Data entries:
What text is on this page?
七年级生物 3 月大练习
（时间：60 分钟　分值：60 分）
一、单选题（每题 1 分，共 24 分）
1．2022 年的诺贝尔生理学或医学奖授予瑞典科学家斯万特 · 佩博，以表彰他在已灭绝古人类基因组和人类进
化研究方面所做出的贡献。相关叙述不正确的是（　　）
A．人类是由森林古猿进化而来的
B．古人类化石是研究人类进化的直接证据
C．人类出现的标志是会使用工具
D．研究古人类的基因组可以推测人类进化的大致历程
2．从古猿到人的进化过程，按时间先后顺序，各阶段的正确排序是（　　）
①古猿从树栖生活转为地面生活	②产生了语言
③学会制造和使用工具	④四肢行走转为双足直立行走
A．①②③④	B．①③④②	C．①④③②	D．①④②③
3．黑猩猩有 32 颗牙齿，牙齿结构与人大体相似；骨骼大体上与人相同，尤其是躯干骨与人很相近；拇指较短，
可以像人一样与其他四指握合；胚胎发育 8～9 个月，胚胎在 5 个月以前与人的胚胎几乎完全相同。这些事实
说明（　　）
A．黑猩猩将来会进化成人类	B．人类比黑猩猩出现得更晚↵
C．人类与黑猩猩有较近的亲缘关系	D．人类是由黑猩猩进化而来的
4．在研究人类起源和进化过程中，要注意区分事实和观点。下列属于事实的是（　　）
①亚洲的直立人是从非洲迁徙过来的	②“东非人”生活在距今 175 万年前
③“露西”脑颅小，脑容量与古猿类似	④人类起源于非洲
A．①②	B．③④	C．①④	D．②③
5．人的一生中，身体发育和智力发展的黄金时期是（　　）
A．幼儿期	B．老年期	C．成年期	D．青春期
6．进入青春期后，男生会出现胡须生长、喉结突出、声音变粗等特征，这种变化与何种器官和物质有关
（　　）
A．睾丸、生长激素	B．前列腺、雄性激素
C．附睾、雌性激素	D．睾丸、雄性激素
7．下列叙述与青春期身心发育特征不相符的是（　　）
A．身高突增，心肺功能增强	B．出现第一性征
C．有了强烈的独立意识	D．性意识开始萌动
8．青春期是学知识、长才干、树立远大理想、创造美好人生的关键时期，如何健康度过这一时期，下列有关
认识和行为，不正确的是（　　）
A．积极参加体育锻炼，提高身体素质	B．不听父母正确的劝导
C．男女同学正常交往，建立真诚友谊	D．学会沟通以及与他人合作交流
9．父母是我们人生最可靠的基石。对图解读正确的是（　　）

What is required:
Return all of the entries exactly as written.

Solution to the problem:
What text is on this page?
七年级生物 3 月大练习
（时间：60 分钟　分值：60 分）
一、单选题（每题 1 分，共 24 分）
1．2022 年的诺贝尔生理学或医学奖授予瑞典科学家斯万特 · 佩博，以表彰他在已灭绝古人类基因组和人类进
化研究方面所做出的贡献。相关叙述不正确的是（　　）
A．人类是由森林古猿进化而来的
B．古人类化石是研究人类进化的直接证据
C．人类出现的标志是会使用工具
D．研究古人类的基因组可以推测人类进化的大致历程
2．从古猿到人的进化过程，按时间先后顺序，各阶段的正确排序是（　　）
①古猿从树栖生活转为地面生活	②产生了语言
③学会制造和使用工具	④四肢行走转为双足直立行走
A．①②③④	B．①③④②	C．①④③②	D．①④②③
3．黑猩猩有 32 颗牙齿，牙齿结构与人大体相似；骨骼大体上与人相同，尤其是躯干骨与人很相近；拇指较短，
可以像人一样与其他四指握合；胚胎发育 8～9 个月，胚胎在 5 个月以前与人的胚胎几乎完全相同。这些事实
说明（　　）
A．黑猩猩将来会进化成人类	B．人类比黑猩猩出现得更晚↵
C．人类与黑猩猩有较近的亲缘关系	D．人类是由黑猩猩进化而来的
4．在研究人类起源和进化过程中，要注意区分事实和观点。下列属于事实的是（　　）
①亚洲的直立人是从非洲迁徙过来的	②“东非人”生活在距今 175 万年前
③“露西”脑颅小，脑容量与古猿类似	④人类起源于非洲
A．①②	B．③④	C．①④	D．②③
5．人的一生中，身体发育和智力发展的黄金时期是（　　）
A．幼儿期	B．老年期	C．成年期	D．青春期
6．进入青春期后，男生会出现胡须生长、喉结突出、声音变粗等特征，这种变化与何种器官和物质有关
（　　）
A．睾丸、生长激素	B．前列腺、雄性激素
C．附睾、雌性激素	D．睾丸、雄性激素
7．下列叙述与青春期身心发育特征不相符的是（　　）
A．身高突增，心肺功能增强	B．出现第一性征
C．有了强烈的独立意识	D．性意识开始萌动
8．青春期是学知识、长才干、树立远大理想、创造美好人生的关键时期，如何健康度过这一时期，下列有关
认识和行为，不正确的是（　　）
A．积极参加体育锻炼，提高身体素质	B．不听父母正确的劝导
C．男女同学正常交往，建立真诚友谊	D．学会沟通以及与他人合作交流
9．父母是我们人生最可靠的基石。对图解读正确的是（　　）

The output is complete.